┌─ EXTRACTED ENTRIES
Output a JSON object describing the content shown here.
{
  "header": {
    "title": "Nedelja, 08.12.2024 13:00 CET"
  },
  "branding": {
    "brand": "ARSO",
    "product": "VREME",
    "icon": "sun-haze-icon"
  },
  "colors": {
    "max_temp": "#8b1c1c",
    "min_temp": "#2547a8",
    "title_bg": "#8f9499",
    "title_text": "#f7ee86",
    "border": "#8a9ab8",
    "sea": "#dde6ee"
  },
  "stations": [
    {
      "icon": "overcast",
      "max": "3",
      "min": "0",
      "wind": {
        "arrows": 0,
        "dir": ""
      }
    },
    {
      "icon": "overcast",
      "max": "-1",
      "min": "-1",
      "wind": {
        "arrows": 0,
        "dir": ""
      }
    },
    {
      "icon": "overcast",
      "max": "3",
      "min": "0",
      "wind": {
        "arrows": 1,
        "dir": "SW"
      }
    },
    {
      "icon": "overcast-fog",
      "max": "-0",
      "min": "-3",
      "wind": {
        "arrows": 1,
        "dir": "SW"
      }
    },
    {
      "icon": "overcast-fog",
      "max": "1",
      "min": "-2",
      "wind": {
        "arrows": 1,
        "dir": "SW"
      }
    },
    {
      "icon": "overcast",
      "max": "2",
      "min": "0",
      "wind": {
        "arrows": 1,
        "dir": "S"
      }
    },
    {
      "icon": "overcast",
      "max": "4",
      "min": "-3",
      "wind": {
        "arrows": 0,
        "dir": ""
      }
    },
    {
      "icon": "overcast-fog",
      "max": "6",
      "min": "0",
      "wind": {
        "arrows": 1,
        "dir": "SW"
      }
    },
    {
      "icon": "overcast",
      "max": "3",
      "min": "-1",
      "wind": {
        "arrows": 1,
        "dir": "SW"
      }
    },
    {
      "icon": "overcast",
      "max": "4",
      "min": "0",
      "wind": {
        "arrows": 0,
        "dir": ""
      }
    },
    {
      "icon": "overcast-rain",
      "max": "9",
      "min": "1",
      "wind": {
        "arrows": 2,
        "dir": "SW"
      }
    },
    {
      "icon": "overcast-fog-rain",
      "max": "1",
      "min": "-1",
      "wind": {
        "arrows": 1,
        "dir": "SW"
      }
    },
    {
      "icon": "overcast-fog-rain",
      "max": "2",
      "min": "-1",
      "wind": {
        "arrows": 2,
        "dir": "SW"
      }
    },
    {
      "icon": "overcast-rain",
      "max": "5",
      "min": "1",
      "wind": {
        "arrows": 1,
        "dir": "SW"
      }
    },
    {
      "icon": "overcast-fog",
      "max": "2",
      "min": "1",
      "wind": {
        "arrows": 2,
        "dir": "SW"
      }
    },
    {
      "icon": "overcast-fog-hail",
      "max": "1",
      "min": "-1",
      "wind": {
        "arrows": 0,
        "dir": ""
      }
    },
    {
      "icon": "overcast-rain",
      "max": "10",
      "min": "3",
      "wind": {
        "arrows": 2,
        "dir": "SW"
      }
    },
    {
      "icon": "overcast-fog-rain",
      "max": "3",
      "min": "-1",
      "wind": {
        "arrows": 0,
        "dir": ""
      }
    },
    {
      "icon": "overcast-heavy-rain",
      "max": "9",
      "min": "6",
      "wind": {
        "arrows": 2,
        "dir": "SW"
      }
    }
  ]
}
└─
**PROBLEM DESCRIPTION**
Make an exact copy of the material above.

**OUTPUT FOR THIS EXERCISE**
Output a JSON object describing the content shown here.
{
  "header": {
    "title": "Nedelja, 08.12.2024 13:00 CET"
  },
  "branding": {
    "brand": "ARSO",
    "product": "VREME",
    "icon": "sun-haze-icon"
  },
  "colors": {
    "max_temp": "#8b1c1c",
    "min_temp": "#2547a8",
    "title_bg": "#8f9499",
    "title_text": "#f7ee86",
    "border": "#8a9ab8",
    "sea": "#dde6ee"
  },
  "stations": [
    {
      "icon": "overcast",
      "max": "3",
      "min": "0",
      "wind": {
        "arrows": 0,
        "dir": ""
      }
    },
    {
      "icon": "overcast",
      "max": "-1",
      "min": "-1",
      "wind": {
        "arrows": 0,
        "dir": ""
      }
    },
    {
      "icon": "overcast",
      "max": "3",
      "min": "0",
      "wind": {
        "arrows": 1,
        "dir": "SW"
      }
    },
    {
      "icon": "overcast-fog",
      "max": "-0",
      "min": "-3",
      "wind": {
        "arrows": 1,
        "dir": "SW"
      }
    },
    {
      "icon": "overcast-fog",
      "max": "1",
      "min": "-2",
      "wind": {
        "arrows": 1,
        "dir": "SW"
      }
    },
    {
      "icon": "overcast",
      "max": "2",
      "min": "0",
      "wind": {
        "arrows": 1,
        "dir": "S"
      }
    },
    {
      "icon": "overcast",
      "max": "4",
      "min": "-3",
      "wind": {
        "arrows": 0,
        "dir": ""
      }
    },
    {
      "icon": "overcast-fog",
      "max": "6",
      "min": "0",
      "wind": {
        "arrows": 1,
        "dir": "SW"
      }
    },
    {
      "icon": "overcast",
      "max": "3",
      "min": "-1",
      "wind": {
        "arrows": 1,
        "dir": "SW"
      }
    },
    {
      "icon": "overcast",
      "max": "4",
      "min": "0",
      "wind": {
        "arrows": 0,
        "dir": ""
      }
    },
    {
      "icon": "overcast-rain",
      "max": "9",
      "min": "1",
      "wind": {
        "arrows": 2,
        "dir": "SW"
      }
    },
    {
      "icon": "overcast-fog-rain",
      "max": "1",
      "min": "-1",
      "wind": {
        "arrows": 1,
        "dir": "SW"
      }
    },
    {
      "icon": "overcast-fog-rain",
      "max": "2",
      "min": "-1",
      "wind": {
        "arrows": 2,
        "dir": "SW"
      }
    },
    {
      "icon": "overcast-rain",
      "max": "5",
      "min": "1",
      "wind": {
        "arrows": 1,
        "dir": "SW"
      }
    },
    {
      "icon": "overcast-fog",
      "max": "2",
      "min": "1",
      "wind": {
        "arrows": 2,
        "dir": "SW"
      }
    },
    {
      "icon": "overcast-fog-hail",
      "max": "1",
      "min": "-1",
      "wind": {
        "arrows": 0,
        "dir": ""
      }
    },
    {
      "icon": "overcast-rain",
      "max": "10",
      "min": "3",
      "wind": {
        "arrows": 2,
        "dir": "SW"
      }
    },
    {
      "icon": "overcast-fog-rain",
      "max": "3",
      "min": "-1",
      "wind": {
        "arrows": 0,
        "dir": ""
      }
    },
    {
      "icon": "overcast-heavy-rain",
      "max": "9",
      "min": "6",
      "wind": {
        "arrows": 2,
        "dir": "SW"
      }
    }
  ]
}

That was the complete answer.